**TASK TO COMPLETE**.
Below are the records; locate each line with the word "into" and copy it.

**LISTED ENTRIES**.

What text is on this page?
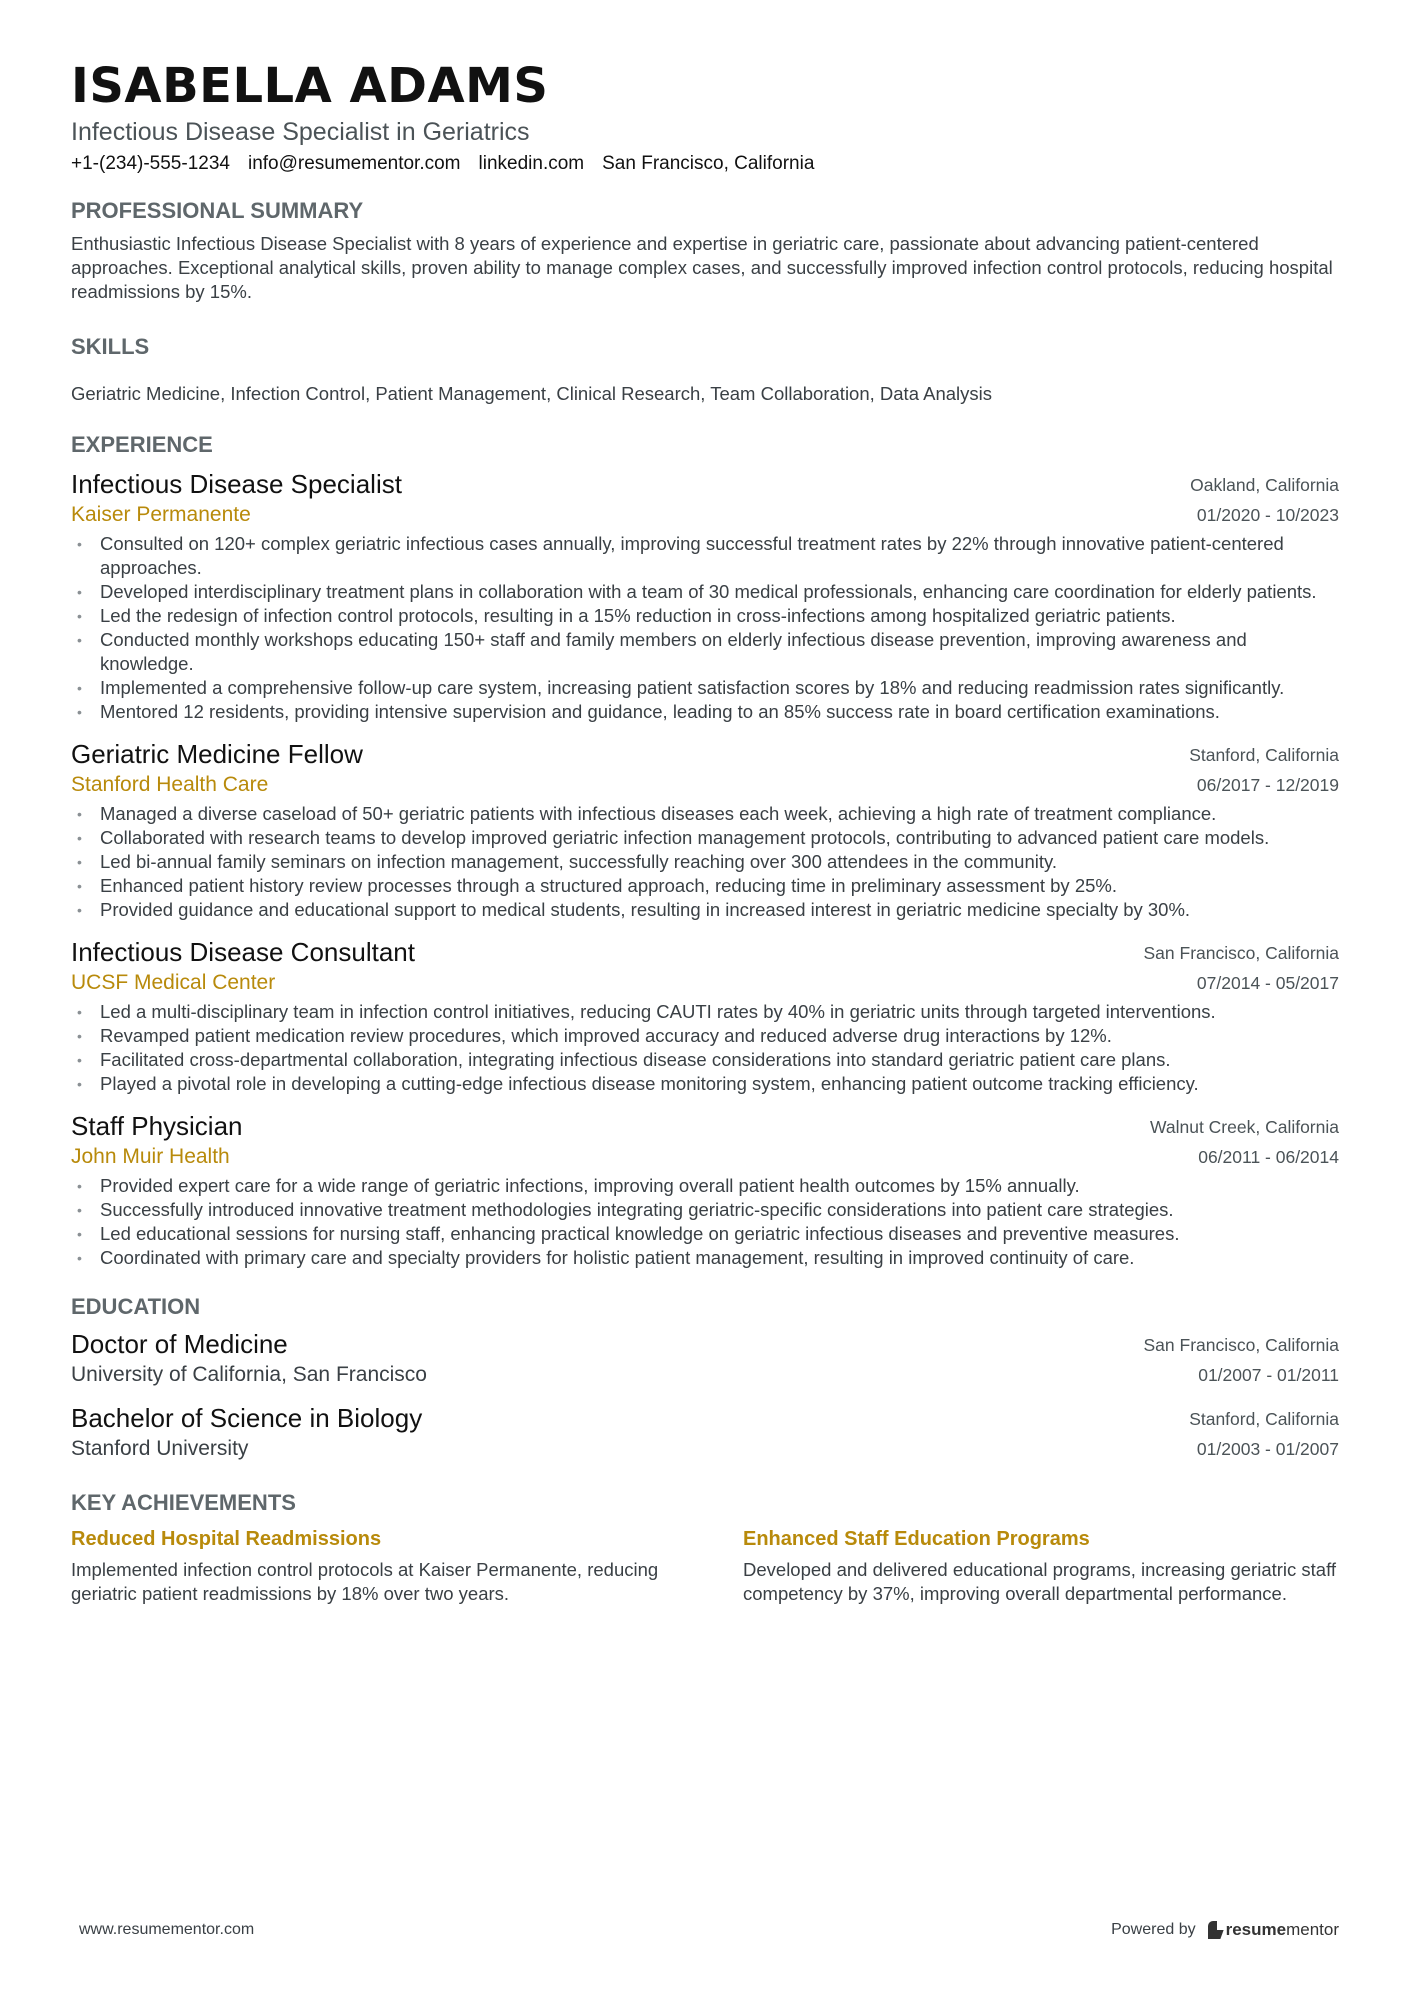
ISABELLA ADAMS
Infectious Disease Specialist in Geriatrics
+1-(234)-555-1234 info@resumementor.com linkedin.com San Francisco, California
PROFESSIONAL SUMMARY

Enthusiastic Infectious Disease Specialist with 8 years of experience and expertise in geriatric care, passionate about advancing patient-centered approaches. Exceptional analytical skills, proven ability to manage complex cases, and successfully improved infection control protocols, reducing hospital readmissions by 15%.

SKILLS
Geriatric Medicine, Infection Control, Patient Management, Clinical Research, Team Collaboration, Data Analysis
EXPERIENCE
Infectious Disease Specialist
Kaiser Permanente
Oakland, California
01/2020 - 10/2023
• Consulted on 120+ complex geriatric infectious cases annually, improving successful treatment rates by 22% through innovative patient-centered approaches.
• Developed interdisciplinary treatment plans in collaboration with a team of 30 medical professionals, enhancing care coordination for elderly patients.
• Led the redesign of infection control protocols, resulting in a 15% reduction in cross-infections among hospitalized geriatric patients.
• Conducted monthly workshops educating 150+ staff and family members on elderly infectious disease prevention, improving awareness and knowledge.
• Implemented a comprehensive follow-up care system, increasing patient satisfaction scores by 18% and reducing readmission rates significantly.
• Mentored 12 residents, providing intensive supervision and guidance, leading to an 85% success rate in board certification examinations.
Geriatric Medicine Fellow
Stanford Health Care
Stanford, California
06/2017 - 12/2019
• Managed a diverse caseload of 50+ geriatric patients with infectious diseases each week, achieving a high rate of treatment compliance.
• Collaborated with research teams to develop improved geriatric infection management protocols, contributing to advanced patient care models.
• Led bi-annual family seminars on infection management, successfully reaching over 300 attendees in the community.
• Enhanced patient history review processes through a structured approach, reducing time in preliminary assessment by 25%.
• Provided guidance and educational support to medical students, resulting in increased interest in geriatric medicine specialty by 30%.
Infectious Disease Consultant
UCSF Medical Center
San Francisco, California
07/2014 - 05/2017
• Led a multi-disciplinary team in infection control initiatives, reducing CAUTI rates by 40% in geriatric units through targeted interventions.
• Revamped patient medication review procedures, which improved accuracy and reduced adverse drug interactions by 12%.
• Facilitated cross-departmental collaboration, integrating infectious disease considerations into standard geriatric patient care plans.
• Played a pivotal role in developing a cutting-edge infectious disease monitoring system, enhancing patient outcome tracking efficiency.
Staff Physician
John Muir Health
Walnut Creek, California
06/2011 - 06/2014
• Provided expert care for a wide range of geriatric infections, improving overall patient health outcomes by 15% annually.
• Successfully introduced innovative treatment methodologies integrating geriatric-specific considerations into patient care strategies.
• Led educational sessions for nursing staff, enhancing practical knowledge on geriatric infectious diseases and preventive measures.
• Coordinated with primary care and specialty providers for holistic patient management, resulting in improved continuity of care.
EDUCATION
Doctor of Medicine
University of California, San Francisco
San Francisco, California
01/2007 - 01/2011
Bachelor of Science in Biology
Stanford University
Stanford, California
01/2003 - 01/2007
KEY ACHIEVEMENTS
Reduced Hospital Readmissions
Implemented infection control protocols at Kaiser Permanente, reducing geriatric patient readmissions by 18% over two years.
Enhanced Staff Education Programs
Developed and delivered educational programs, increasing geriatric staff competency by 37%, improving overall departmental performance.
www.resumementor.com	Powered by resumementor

* * *

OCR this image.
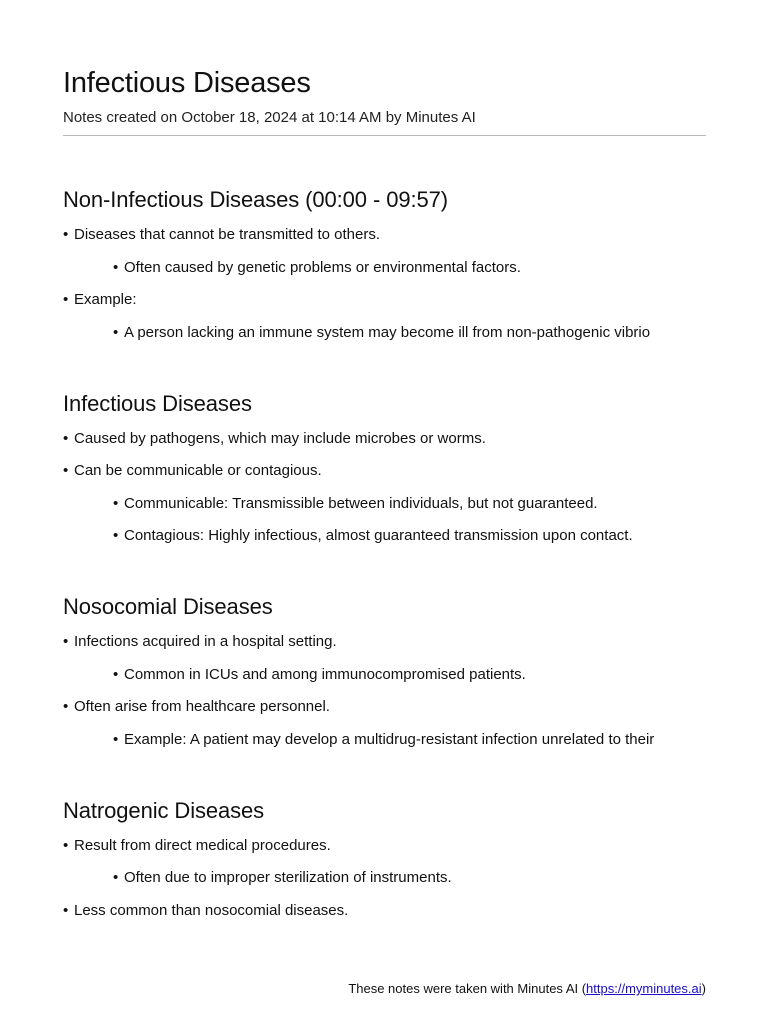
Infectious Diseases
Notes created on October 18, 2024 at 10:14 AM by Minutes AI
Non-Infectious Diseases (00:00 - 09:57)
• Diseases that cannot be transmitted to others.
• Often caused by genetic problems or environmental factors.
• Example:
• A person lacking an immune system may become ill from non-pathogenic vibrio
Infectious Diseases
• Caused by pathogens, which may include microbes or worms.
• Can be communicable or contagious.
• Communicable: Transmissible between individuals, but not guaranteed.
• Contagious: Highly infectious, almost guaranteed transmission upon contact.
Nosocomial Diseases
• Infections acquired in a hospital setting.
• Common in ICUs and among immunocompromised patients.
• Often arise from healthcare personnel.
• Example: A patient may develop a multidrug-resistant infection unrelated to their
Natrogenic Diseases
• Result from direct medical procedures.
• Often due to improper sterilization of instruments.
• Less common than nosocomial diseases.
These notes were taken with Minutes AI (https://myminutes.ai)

--

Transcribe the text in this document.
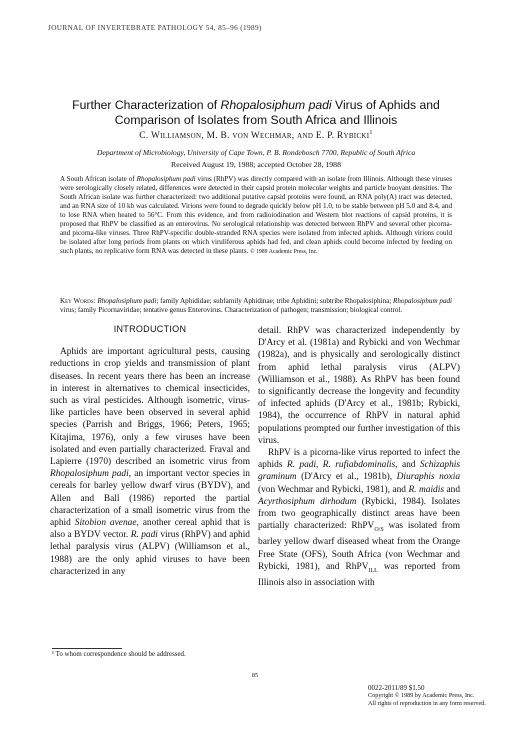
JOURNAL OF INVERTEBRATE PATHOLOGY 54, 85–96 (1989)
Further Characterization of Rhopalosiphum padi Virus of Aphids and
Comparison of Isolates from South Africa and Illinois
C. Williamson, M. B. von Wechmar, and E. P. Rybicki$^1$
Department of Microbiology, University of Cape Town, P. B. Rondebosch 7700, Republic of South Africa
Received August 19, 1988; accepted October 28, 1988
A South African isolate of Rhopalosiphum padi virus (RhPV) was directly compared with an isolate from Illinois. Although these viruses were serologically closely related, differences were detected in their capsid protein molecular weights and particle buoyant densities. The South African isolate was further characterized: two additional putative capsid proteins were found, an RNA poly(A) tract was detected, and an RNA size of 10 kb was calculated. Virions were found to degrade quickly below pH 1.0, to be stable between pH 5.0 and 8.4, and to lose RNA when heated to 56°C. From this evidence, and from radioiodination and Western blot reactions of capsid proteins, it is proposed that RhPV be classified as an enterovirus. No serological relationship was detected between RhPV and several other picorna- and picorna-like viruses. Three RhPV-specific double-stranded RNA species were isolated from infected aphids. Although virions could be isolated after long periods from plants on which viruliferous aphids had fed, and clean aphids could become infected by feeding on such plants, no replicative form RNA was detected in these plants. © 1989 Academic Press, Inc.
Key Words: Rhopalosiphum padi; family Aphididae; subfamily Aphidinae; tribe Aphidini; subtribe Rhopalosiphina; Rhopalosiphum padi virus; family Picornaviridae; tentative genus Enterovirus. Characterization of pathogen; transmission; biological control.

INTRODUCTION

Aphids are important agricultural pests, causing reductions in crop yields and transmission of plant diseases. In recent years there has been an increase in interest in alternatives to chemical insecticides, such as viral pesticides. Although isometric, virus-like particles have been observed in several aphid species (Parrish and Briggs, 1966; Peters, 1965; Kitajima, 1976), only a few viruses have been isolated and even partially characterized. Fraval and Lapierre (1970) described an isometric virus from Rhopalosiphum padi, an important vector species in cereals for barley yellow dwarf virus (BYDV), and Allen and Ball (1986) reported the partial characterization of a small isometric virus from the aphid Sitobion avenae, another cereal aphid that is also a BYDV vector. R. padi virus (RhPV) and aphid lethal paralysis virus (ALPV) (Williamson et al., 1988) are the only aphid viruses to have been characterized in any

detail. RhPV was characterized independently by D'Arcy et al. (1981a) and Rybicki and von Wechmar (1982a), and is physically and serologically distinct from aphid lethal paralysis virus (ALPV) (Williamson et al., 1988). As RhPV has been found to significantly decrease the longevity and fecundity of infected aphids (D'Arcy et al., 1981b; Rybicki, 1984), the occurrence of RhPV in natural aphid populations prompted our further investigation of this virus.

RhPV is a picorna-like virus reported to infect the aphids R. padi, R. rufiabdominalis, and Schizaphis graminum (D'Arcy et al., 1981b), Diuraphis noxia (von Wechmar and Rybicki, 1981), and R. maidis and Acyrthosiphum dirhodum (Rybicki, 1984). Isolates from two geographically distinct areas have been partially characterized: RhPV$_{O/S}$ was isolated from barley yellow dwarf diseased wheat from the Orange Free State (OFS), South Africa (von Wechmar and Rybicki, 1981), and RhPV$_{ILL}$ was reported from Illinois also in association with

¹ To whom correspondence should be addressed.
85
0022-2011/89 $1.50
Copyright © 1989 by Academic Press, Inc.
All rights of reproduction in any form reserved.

**COMPLETED TASK**.
• Facilitated cross-departmental collaboration, integrating infectious disease considerations into standard geriatric patient care plans.
• Successfully introduced innovative treatment methodologies integrating geriatric-specific considerations into patient care strategies.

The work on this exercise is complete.